==== Given records
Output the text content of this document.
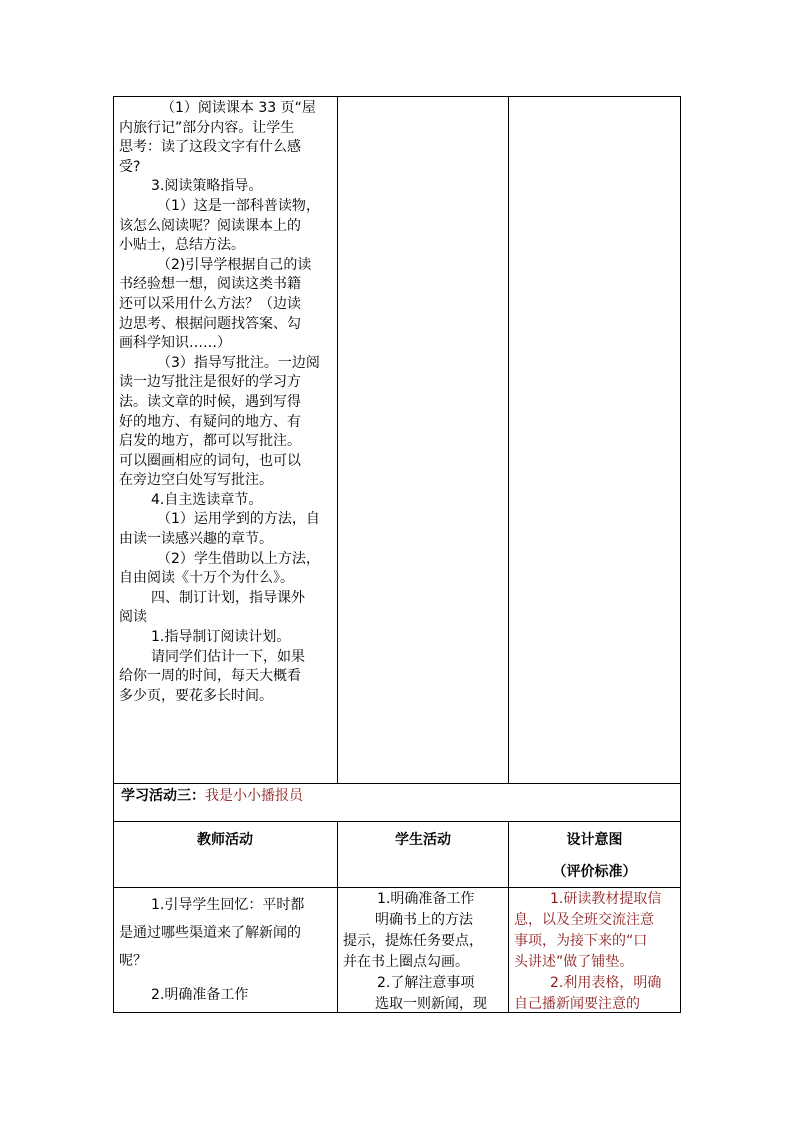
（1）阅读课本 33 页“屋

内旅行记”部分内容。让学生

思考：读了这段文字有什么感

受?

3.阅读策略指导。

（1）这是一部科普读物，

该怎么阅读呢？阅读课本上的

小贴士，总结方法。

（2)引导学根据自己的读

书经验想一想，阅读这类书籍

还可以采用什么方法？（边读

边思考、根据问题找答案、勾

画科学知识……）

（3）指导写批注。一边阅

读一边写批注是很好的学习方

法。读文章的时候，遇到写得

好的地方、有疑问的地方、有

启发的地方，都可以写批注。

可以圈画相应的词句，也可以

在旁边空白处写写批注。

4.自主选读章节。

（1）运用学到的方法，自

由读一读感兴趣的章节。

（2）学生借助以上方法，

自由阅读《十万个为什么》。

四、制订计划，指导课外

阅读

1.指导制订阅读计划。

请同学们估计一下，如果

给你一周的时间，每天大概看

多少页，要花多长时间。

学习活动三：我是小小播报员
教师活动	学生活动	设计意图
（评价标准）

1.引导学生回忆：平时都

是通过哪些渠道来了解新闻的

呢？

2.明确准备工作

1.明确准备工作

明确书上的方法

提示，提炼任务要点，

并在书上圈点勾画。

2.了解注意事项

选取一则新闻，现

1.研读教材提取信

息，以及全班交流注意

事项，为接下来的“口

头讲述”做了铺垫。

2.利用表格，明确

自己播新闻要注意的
========
==== Given records
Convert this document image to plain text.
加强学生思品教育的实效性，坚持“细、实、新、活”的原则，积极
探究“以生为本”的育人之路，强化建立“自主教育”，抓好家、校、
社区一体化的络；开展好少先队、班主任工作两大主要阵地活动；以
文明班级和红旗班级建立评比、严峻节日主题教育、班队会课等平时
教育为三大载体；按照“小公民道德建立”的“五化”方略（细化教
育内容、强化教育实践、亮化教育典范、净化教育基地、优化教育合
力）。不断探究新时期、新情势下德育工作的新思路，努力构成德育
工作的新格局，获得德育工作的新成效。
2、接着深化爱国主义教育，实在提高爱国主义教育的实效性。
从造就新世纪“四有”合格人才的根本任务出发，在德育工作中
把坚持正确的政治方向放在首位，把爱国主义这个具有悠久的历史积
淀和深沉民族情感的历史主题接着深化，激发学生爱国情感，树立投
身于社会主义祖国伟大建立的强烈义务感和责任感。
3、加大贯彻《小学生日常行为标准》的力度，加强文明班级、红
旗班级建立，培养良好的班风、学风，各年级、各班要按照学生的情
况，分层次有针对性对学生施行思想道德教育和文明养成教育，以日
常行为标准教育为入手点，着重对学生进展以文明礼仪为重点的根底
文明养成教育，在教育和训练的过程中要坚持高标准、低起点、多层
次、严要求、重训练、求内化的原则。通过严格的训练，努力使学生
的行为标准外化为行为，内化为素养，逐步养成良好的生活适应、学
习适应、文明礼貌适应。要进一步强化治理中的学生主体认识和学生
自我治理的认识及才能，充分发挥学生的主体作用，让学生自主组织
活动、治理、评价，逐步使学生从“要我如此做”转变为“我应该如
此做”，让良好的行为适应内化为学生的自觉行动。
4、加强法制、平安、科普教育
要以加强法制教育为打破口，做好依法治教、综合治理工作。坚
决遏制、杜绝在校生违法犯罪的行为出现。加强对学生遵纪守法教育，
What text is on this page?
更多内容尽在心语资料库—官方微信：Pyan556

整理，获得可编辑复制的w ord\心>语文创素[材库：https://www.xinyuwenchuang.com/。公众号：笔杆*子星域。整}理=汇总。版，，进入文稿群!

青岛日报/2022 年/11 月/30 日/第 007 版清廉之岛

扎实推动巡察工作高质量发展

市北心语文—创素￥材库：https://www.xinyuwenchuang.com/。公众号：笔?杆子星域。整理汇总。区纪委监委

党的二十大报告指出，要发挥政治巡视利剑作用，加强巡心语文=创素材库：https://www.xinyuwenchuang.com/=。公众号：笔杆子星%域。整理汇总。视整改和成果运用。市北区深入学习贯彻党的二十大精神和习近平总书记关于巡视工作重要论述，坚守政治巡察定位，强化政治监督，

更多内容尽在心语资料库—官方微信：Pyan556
========
==== Given records
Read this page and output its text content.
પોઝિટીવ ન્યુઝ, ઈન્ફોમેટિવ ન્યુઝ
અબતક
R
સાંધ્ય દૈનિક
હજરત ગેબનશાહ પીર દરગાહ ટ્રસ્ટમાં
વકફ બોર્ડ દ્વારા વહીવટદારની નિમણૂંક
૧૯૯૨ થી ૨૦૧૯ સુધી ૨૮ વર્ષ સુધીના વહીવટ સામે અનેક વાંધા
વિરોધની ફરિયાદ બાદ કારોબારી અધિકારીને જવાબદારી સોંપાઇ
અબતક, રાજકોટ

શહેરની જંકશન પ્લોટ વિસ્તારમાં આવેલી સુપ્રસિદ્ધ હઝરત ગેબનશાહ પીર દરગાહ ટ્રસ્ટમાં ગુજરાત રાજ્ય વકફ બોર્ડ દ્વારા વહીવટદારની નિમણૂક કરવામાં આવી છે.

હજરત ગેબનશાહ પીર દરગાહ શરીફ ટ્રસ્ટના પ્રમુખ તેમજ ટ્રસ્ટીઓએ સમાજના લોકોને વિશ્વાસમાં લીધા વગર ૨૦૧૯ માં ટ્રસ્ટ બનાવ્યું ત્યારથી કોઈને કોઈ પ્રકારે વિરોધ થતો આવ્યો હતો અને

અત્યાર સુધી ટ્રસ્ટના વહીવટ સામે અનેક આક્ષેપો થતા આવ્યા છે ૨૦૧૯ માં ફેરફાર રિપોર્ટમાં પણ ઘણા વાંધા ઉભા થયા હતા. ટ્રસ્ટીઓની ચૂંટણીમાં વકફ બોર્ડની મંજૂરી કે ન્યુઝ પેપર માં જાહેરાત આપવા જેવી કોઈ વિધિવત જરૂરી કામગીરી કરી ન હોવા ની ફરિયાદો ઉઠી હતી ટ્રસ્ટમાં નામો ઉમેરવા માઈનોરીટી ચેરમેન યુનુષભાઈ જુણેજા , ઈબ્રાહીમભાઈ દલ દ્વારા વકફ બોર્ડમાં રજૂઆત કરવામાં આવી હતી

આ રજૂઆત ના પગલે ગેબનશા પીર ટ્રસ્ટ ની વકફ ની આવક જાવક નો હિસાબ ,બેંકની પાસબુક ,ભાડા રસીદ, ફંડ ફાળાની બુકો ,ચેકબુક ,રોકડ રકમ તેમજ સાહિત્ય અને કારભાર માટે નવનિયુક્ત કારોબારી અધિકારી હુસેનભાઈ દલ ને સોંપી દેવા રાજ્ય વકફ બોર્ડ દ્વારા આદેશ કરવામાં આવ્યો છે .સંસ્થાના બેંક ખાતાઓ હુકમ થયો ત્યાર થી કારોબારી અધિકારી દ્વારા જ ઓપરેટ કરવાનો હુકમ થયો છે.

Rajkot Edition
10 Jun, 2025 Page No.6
========
> **Given instruction**
Looking at the data above, how many lines hold the word "document"? Respond with the number alone.

> **Output**
2